GOAL OF THE EXERCISE
Filter the listing below, copying every line in which the word "this" appears.

INPUT
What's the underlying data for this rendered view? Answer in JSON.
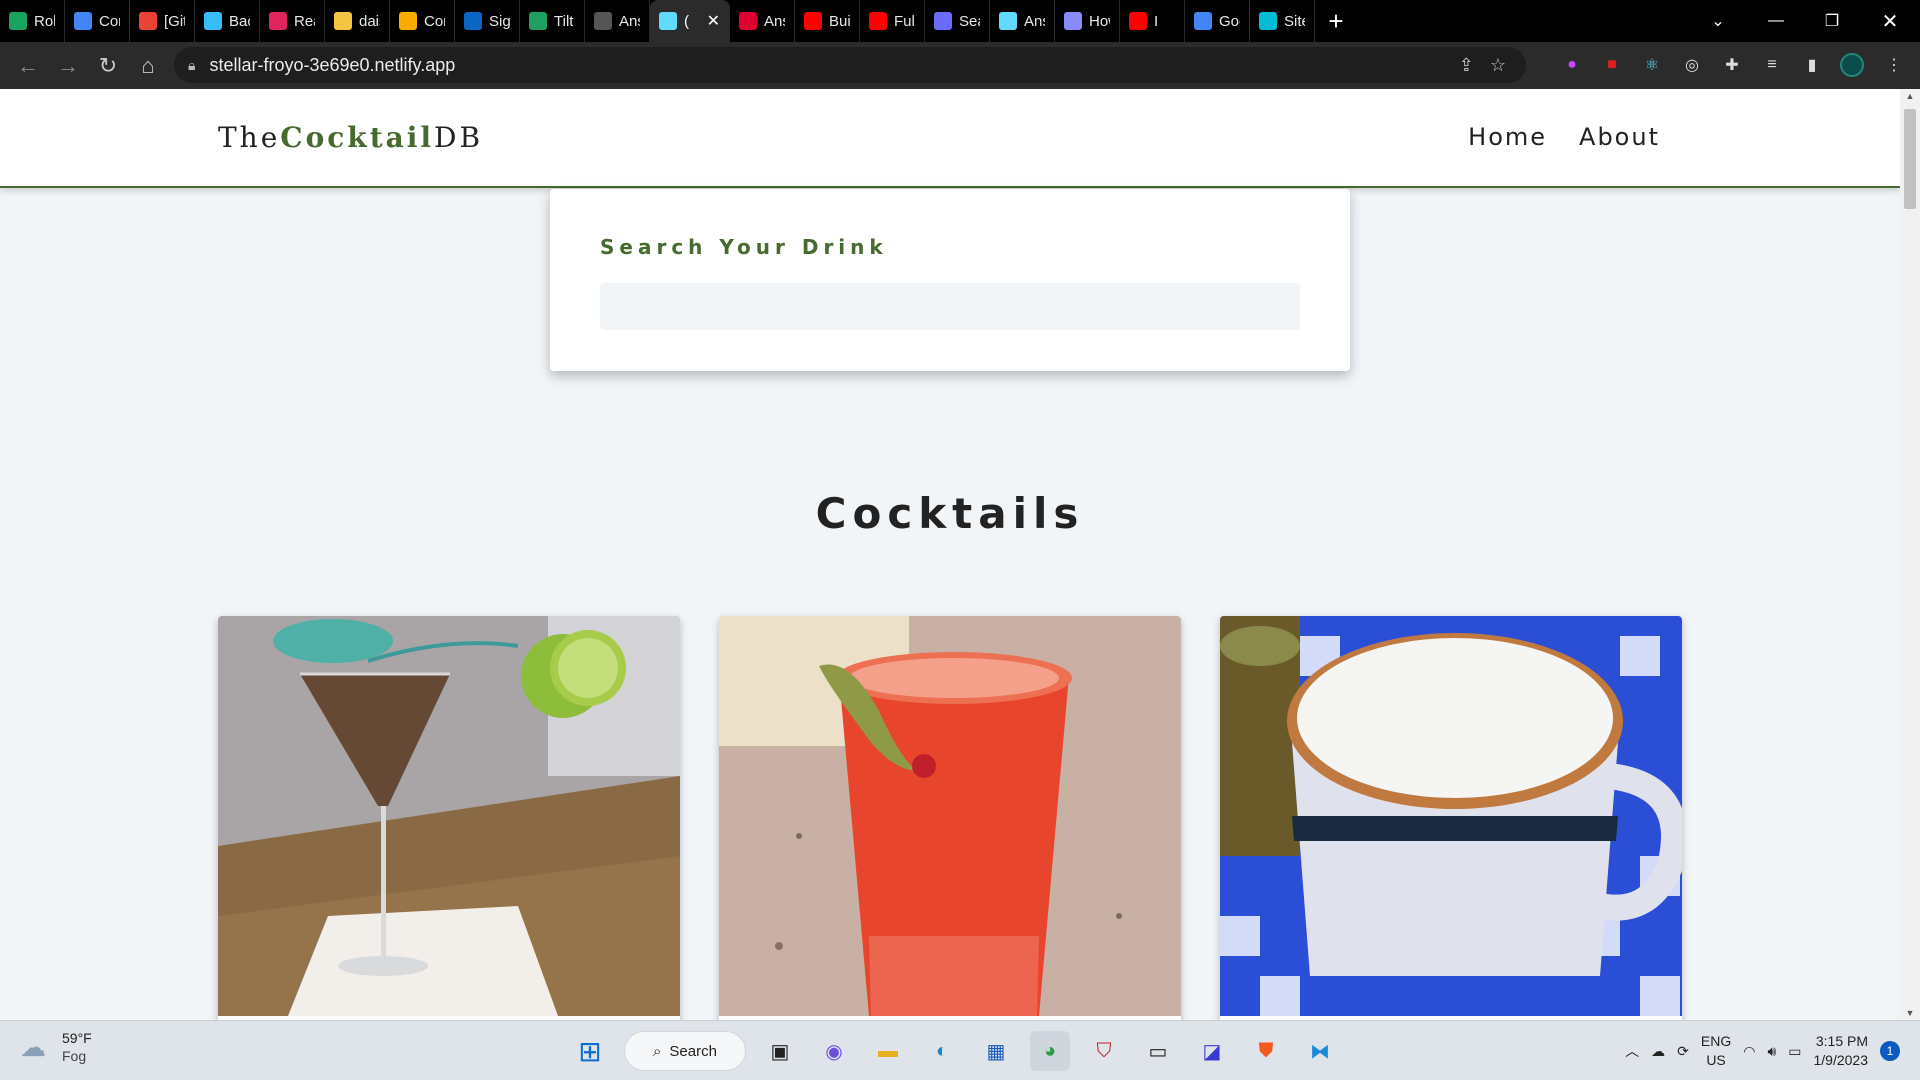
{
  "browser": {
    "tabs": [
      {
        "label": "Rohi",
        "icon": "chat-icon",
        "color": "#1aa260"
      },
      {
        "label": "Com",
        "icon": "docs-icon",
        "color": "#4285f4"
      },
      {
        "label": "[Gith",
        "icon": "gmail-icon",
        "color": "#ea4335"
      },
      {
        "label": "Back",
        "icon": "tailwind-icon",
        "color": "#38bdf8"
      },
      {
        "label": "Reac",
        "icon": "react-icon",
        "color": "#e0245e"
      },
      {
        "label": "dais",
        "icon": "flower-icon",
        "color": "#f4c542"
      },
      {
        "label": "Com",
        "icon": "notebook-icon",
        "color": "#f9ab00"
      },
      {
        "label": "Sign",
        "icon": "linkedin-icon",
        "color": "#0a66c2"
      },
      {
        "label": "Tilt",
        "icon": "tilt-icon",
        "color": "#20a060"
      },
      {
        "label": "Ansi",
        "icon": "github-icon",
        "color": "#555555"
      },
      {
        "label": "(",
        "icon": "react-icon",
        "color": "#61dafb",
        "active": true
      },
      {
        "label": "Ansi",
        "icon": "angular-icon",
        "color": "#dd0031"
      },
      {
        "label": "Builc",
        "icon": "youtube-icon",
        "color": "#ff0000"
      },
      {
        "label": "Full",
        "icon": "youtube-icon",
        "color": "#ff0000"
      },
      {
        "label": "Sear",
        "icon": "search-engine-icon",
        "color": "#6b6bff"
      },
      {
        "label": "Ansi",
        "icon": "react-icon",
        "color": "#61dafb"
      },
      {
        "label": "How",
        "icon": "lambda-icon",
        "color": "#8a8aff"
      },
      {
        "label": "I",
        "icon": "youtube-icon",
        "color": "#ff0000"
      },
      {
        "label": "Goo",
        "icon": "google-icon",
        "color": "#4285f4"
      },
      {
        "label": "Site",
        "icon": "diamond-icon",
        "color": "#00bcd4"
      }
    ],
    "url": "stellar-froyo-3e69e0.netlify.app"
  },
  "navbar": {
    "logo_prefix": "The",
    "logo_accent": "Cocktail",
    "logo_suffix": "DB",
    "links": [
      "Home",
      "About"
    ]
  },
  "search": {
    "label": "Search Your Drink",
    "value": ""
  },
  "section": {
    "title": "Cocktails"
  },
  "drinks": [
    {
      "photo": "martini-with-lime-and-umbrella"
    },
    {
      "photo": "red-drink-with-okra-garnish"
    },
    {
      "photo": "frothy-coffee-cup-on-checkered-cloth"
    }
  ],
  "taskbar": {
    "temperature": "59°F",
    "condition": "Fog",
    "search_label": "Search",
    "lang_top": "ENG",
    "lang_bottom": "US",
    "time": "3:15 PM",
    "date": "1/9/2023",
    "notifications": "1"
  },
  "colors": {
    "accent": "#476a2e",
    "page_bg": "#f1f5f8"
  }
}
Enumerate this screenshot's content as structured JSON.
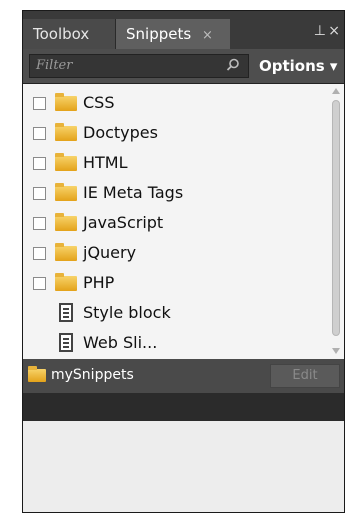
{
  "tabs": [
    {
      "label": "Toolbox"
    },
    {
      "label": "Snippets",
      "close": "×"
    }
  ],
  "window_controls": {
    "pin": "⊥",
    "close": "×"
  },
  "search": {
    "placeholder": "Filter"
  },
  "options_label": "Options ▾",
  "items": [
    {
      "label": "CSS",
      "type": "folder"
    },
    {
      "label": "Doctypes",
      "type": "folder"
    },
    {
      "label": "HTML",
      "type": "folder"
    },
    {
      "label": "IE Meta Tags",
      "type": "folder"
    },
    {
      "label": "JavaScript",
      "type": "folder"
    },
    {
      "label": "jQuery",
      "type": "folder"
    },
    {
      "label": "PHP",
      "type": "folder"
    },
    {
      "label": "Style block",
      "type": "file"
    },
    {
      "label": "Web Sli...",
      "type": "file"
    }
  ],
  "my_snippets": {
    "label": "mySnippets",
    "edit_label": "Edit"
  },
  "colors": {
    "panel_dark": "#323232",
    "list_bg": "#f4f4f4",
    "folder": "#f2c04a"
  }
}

EXERCISE RESPONSE
What's the underlying data for this rendered view? Answer in JSON.
Enumerate this screenshot's content as structured JSON.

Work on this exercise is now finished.